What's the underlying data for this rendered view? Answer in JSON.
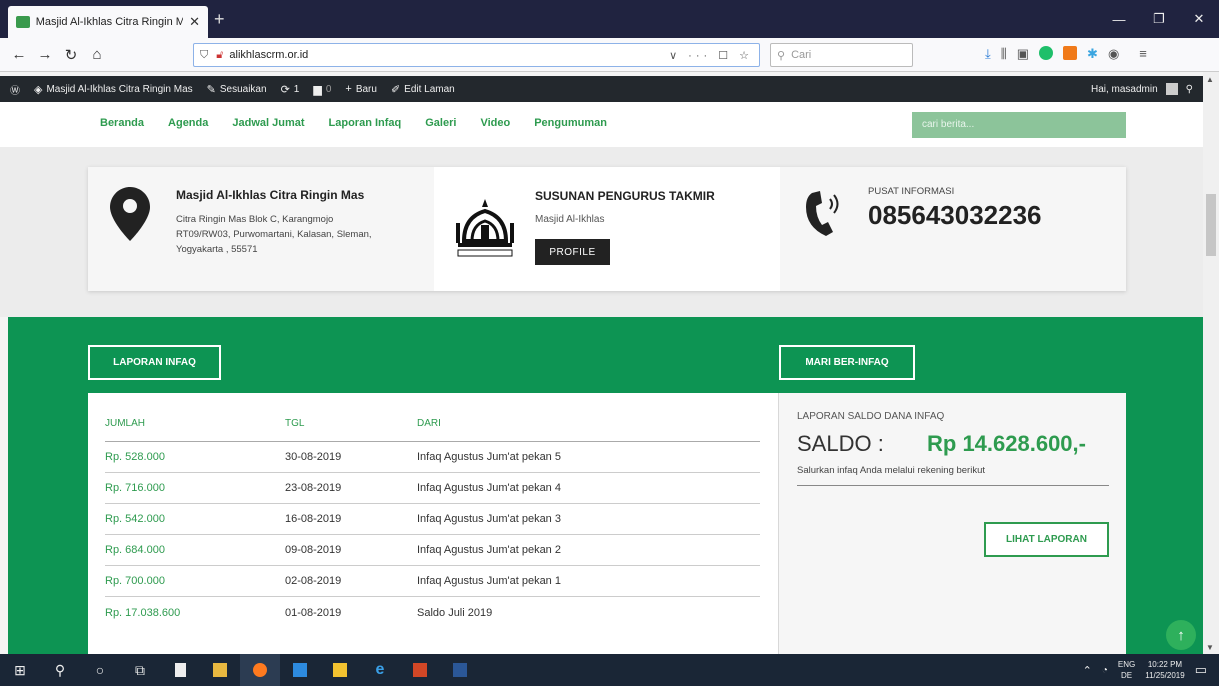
{
  "browser": {
    "tab_title": "Masjid Al-Ikhlas Citra Ringin M",
    "url": "alikhlascrm.or.id",
    "search_placeholder": "Cari",
    "url_tools": "∨ ··· ☐ ☆"
  },
  "adminbar": {
    "site_name": "Masjid Al-Ikhlas Citra Ringin Mas",
    "customize": "Sesuaikan",
    "updates": "1",
    "comments": "0",
    "new": "Baru",
    "edit": "Edit Laman",
    "greeting": "Hai, masadmin"
  },
  "menu": {
    "items": [
      "Beranda",
      "Agenda",
      "Jadwal Jumat",
      "Laporan Infaq",
      "Galeri",
      "Video",
      "Pengumuman"
    ],
    "search_placeholder": "cari berita..."
  },
  "info": {
    "address_title": "Masjid Al-Ikhlas Citra Ringin Mas",
    "address_line1": "Citra Ringin Mas Blok C, Karangmojo",
    "address_line2": "RT09/RW03, Purwomartani, Kalasan, Sleman,",
    "address_line3": "Yogyakarta , 55571",
    "structure_title": "SUSUNAN PENGURUS TAKMIR",
    "structure_sub": "Masjid Al-Ikhlas",
    "profile_button": "PROFILE",
    "center_label": "PUSAT INFORMASI",
    "phone": "085643032236"
  },
  "infaq": {
    "section_title": "LAPORAN INFAQ",
    "headers": [
      "JUMLAH",
      "TGL",
      "DARI"
    ],
    "rows": [
      {
        "amount": "Rp. 528.000",
        "date": "30-08-2019",
        "from": "Infaq Agustus Jum'at pekan 5"
      },
      {
        "amount": "Rp. 716.000",
        "date": "23-08-2019",
        "from": "Infaq Agustus Jum'at pekan 4"
      },
      {
        "amount": "Rp. 542.000",
        "date": "16-08-2019",
        "from": "Infaq Agustus Jum'at pekan 3"
      },
      {
        "amount": "Rp. 684.000",
        "date": "09-08-2019",
        "from": "Infaq Agustus Jum'at pekan 2"
      },
      {
        "amount": "Rp. 700.000",
        "date": "02-08-2019",
        "from": "Infaq Agustus Jum'at pekan 1"
      },
      {
        "amount": "Rp. 17.038.600",
        "date": "01-08-2019",
        "from": "Saldo Juli 2019"
      }
    ]
  },
  "donate": {
    "section_title": "MARI BER-INFAQ",
    "report_label": "LAPORAN SALDO DANA INFAQ",
    "saldo_word": "SALDO :",
    "saldo_value": "Rp 14.628.600,-",
    "transfer_note": "Salurkan infaq Anda melalui rekening berikut",
    "report_button": "LIHAT LAPORAN"
  },
  "taskbar": {
    "lang_top": "ENG",
    "lang_bottom": "DE",
    "time": "10:22 PM",
    "date": "11/25/2019"
  },
  "colors": {
    "brand_green": "#0d9453",
    "accent_green": "#2e9b4f",
    "admin_bar": "#23282d"
  }
}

——————

*What to work on*.
Using the listing above, work out how many of its lines include "from", and give only the result.

*Written answer*.
6